----- The records

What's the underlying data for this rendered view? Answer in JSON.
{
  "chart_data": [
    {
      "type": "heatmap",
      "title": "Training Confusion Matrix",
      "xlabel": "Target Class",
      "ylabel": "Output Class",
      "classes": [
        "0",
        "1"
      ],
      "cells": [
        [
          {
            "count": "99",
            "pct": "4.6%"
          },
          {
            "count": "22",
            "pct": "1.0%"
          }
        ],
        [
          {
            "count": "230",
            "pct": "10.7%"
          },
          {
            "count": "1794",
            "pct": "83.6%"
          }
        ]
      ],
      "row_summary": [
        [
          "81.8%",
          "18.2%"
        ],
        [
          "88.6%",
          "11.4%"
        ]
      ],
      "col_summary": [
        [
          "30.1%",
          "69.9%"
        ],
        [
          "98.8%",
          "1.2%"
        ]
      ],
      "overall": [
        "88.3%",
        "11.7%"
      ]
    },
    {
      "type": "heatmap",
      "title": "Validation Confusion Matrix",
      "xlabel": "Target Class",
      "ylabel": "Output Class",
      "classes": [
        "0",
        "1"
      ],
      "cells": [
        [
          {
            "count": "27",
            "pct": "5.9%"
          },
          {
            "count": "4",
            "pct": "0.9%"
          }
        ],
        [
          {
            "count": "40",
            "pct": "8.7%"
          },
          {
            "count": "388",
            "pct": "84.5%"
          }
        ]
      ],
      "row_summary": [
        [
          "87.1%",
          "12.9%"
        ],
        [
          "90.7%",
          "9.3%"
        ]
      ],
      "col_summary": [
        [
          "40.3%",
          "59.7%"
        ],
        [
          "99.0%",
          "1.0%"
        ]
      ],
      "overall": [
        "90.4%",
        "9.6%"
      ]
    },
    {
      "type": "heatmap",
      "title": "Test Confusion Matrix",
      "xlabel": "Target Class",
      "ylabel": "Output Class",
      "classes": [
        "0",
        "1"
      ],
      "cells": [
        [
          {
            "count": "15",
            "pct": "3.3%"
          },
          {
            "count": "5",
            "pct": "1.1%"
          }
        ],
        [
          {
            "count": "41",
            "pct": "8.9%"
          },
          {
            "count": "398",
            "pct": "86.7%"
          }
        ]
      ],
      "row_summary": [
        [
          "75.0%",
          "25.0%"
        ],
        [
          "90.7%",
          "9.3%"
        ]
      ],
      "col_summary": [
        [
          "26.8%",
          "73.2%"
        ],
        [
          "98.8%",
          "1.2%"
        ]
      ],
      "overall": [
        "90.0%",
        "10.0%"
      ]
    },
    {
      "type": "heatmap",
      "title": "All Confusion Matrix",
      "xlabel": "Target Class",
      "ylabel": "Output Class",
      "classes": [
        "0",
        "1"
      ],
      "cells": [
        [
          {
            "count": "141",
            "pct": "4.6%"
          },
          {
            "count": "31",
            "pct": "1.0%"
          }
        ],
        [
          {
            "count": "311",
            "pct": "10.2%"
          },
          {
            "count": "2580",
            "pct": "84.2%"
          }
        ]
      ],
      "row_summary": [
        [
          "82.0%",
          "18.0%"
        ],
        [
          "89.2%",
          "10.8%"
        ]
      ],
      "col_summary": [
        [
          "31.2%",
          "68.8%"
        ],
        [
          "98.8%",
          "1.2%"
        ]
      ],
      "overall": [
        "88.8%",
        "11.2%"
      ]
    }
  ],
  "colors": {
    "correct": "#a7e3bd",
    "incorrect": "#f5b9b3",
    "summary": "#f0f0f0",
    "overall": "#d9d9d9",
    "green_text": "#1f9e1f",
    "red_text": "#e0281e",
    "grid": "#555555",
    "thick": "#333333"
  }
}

----------

Set problem: Write out the full set of records exactly as given.

Output of the task:
What's the underlying data for this rendered view? Answer in JSON.
{
  "chart_data": [
    {
      "type": "heatmap",
      "title": "Training Confusion Matrix",
      "xlabel": "Target Class",
      "ylabel": "Output Class",
      "classes": [
        "0",
        "1"
      ],
      "cells": [
        [
          {
            "count": "99",
            "pct": "4.6%"
          },
          {
            "count": "22",
            "pct": "1.0%"
          }
        ],
        [
          {
            "count": "230",
            "pct": "10.7%"
          },
          {
            "count": "1794",
            "pct": "83.6%"
          }
        ]
      ],
      "row_summary": [
        [
          "81.8%",
          "18.2%"
        ],
        [
          "88.6%",
          "11.4%"
        ]
      ],
      "col_summary": [
        [
          "30.1%",
          "69.9%"
        ],
        [
          "98.8%",
          "1.2%"
        ]
      ],
      "overall": [
        "88.3%",
        "11.7%"
      ]
    },
    {
      "type": "heatmap",
      "title": "Validation Confusion Matrix",
      "xlabel": "Target Class",
      "ylabel": "Output Class",
      "classes": [
        "0",
        "1"
      ],
      "cells": [
        [
          {
            "count": "27",
            "pct": "5.9%"
          },
          {
            "count": "4",
            "pct": "0.9%"
          }
        ],
        [
          {
            "count": "40",
            "pct": "8.7%"
          },
          {
            "count": "388",
            "pct": "84.5%"
          }
        ]
      ],
      "row_summary": [
        [
          "87.1%",
          "12.9%"
        ],
        [
          "90.7%",
          "9.3%"
        ]
      ],
      "col_summary": [
        [
          "40.3%",
          "59.7%"
        ],
        [
          "99.0%",
          "1.0%"
        ]
      ],
      "overall": [
        "90.4%",
        "9.6%"
      ]
    },
    {
      "type": "heatmap",
      "title": "Test Confusion Matrix",
      "xlabel": "Target Class",
      "ylabel": "Output Class",
      "classes": [
        "0",
        "1"
      ],
      "cells": [
        [
          {
            "count": "15",
            "pct": "3.3%"
          },
          {
            "count": "5",
            "pct": "1.1%"
          }
        ],
        [
          {
            "count": "41",
            "pct": "8.9%"
          },
          {
            "count": "398",
            "pct": "86.7%"
          }
        ]
      ],
      "row_summary": [
        [
          "75.0%",
          "25.0%"
        ],
        [
          "90.7%",
          "9.3%"
        ]
      ],
      "col_summary": [
        [
          "26.8%",
          "73.2%"
        ],
        [
          "98.8%",
          "1.2%"
        ]
      ],
      "overall": [
        "90.0%",
        "10.0%"
      ]
    },
    {
      "type": "heatmap",
      "title": "All Confusion Matrix",
      "xlabel": "Target Class",
      "ylabel": "Output Class",
      "classes": [
        "0",
        "1"
      ],
      "cells": [
        [
          {
            "count": "141",
            "pct": "4.6%"
          },
          {
            "count": "31",
            "pct": "1.0%"
          }
        ],
        [
          {
            "count": "311",
            "pct": "10.2%"
          },
          {
            "count": "2580",
            "pct": "84.2%"
          }
        ]
      ],
      "row_summary": [
        [
          "82.0%",
          "18.0%"
        ],
        [
          "89.2%",
          "10.8%"
        ]
      ],
      "col_summary": [
        [
          "31.2%",
          "68.8%"
        ],
        [
          "98.8%",
          "1.2%"
        ]
      ],
      "overall": [
        "88.8%",
        "11.2%"
      ]
    }
  ],
  "colors": {
    "correct": "#a7e3bd",
    "incorrect": "#f5b9b3",
    "summary": "#f0f0f0",
    "overall": "#d9d9d9",
    "green_text": "#1f9e1f",
    "red_text": "#e0281e",
    "grid": "#555555",
    "thick": "#333333"
  }
}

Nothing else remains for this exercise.